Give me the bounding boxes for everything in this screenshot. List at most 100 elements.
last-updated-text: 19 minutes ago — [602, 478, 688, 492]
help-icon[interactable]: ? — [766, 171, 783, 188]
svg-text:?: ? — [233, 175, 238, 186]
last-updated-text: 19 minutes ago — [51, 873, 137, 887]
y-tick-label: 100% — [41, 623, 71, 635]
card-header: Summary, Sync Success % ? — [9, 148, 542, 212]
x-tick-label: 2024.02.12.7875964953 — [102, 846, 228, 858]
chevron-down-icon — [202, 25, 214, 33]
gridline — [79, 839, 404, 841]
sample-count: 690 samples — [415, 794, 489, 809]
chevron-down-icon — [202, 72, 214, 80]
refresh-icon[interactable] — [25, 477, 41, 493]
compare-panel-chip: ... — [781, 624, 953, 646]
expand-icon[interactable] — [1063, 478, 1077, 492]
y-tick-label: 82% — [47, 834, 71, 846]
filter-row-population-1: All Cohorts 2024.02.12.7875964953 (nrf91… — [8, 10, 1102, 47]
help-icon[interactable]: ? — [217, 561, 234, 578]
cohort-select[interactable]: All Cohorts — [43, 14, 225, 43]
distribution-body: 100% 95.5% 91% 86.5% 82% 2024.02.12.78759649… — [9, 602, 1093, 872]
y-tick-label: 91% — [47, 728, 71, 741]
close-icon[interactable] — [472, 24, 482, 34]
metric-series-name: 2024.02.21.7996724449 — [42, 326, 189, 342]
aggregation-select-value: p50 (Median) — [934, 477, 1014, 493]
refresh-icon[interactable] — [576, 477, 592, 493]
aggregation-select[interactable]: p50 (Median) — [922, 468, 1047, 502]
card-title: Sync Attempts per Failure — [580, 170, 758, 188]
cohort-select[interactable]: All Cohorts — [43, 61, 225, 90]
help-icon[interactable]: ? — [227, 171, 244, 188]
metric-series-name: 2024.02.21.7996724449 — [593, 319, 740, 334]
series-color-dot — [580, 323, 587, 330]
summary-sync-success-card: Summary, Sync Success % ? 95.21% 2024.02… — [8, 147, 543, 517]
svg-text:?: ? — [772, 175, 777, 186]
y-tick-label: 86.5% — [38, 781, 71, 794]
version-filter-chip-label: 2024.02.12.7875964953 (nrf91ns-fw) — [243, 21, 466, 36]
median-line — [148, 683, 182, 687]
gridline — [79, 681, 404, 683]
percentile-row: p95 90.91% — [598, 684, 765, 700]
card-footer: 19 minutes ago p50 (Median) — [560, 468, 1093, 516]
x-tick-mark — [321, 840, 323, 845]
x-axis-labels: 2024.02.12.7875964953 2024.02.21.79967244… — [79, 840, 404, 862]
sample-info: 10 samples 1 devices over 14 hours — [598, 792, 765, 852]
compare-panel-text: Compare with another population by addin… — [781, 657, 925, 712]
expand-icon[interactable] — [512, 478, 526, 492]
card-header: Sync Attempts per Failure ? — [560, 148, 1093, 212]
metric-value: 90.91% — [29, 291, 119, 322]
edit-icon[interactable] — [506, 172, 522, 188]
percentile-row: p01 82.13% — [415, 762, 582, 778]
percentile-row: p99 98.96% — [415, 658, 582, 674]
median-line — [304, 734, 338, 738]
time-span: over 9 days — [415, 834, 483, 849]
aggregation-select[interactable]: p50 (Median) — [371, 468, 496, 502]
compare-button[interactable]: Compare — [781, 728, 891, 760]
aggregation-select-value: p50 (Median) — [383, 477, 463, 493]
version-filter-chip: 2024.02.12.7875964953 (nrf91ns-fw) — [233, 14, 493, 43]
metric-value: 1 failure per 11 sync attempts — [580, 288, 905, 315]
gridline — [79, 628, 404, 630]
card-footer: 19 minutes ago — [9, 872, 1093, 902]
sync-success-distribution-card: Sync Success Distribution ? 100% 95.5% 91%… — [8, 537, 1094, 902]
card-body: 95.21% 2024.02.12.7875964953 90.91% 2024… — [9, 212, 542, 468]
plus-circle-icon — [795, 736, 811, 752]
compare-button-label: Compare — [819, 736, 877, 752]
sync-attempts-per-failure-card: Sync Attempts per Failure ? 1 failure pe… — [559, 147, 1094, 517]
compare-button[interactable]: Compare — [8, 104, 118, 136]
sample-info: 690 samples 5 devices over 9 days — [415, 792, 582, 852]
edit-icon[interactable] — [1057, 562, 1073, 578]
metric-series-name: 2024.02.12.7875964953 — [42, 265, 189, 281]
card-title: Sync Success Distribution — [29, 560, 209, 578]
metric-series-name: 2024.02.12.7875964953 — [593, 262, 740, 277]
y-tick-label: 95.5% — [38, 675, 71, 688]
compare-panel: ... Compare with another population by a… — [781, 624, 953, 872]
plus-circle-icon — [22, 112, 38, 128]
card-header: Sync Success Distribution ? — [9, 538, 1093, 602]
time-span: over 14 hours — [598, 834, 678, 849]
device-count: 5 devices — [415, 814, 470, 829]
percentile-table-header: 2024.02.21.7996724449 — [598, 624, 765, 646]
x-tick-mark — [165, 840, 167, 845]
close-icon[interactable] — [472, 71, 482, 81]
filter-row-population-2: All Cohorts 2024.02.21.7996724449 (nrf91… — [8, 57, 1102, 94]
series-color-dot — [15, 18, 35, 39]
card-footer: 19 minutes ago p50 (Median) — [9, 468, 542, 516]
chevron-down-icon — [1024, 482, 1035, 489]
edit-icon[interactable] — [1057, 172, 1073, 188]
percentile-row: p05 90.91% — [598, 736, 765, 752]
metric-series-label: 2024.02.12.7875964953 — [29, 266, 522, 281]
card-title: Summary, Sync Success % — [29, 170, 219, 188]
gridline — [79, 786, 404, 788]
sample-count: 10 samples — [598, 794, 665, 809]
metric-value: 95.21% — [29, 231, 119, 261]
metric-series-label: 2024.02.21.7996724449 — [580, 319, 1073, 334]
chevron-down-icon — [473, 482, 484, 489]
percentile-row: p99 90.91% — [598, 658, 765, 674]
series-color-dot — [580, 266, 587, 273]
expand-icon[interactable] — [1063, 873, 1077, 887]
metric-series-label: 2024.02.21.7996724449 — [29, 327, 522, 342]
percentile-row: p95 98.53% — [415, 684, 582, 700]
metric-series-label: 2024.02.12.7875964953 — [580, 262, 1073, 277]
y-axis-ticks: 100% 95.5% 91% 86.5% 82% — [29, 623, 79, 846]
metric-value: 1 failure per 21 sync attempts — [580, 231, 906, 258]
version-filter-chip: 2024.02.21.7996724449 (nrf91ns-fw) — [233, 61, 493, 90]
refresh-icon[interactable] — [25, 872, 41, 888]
####################
■ **Exercise aim**
Reproduce the lines above word for word, starting at the very first line and ending at the line that contains "distribution-body: 100% 95.5%", with both of those lines included.

■ **Exercise answer**
Give me the bounding boxes for everything in this screenshot. List at most 100 elements.
last-updated-text: 19 minutes ago — [602, 478, 688, 492]
help-icon[interactable]: ? — [766, 171, 783, 188]
svg-text:?: ? — [233, 175, 238, 186]
last-updated-text: 19 minutes ago — [51, 873, 137, 887]
y-tick-label: 100% — [41, 623, 71, 635]
card-header: Summary, Sync Success % ? — [9, 148, 542, 212]
x-tick-label: 2024.02.12.7875964953 — [102, 846, 228, 858]
chevron-down-icon — [202, 25, 214, 33]
gridline — [79, 839, 404, 841]
sample-count: 690 samples — [415, 794, 489, 809]
chevron-down-icon — [202, 72, 214, 80]
refresh-icon[interactable] — [25, 477, 41, 493]
compare-panel-chip: ... — [781, 624, 953, 646]
expand-icon[interactable] — [1063, 478, 1077, 492]
y-tick-label: 82% — [47, 834, 71, 846]
filter-row-population-1: All Cohorts 2024.02.12.7875964953 (nrf91… — [8, 10, 1102, 47]
help-icon[interactable]: ? — [217, 561, 234, 578]
cohort-select[interactable]: All Cohorts — [43, 14, 225, 43]
distribution-body: 100% 95.5% 91% 86.5% 82% 2024.02.12.78759649… — [9, 602, 1093, 872]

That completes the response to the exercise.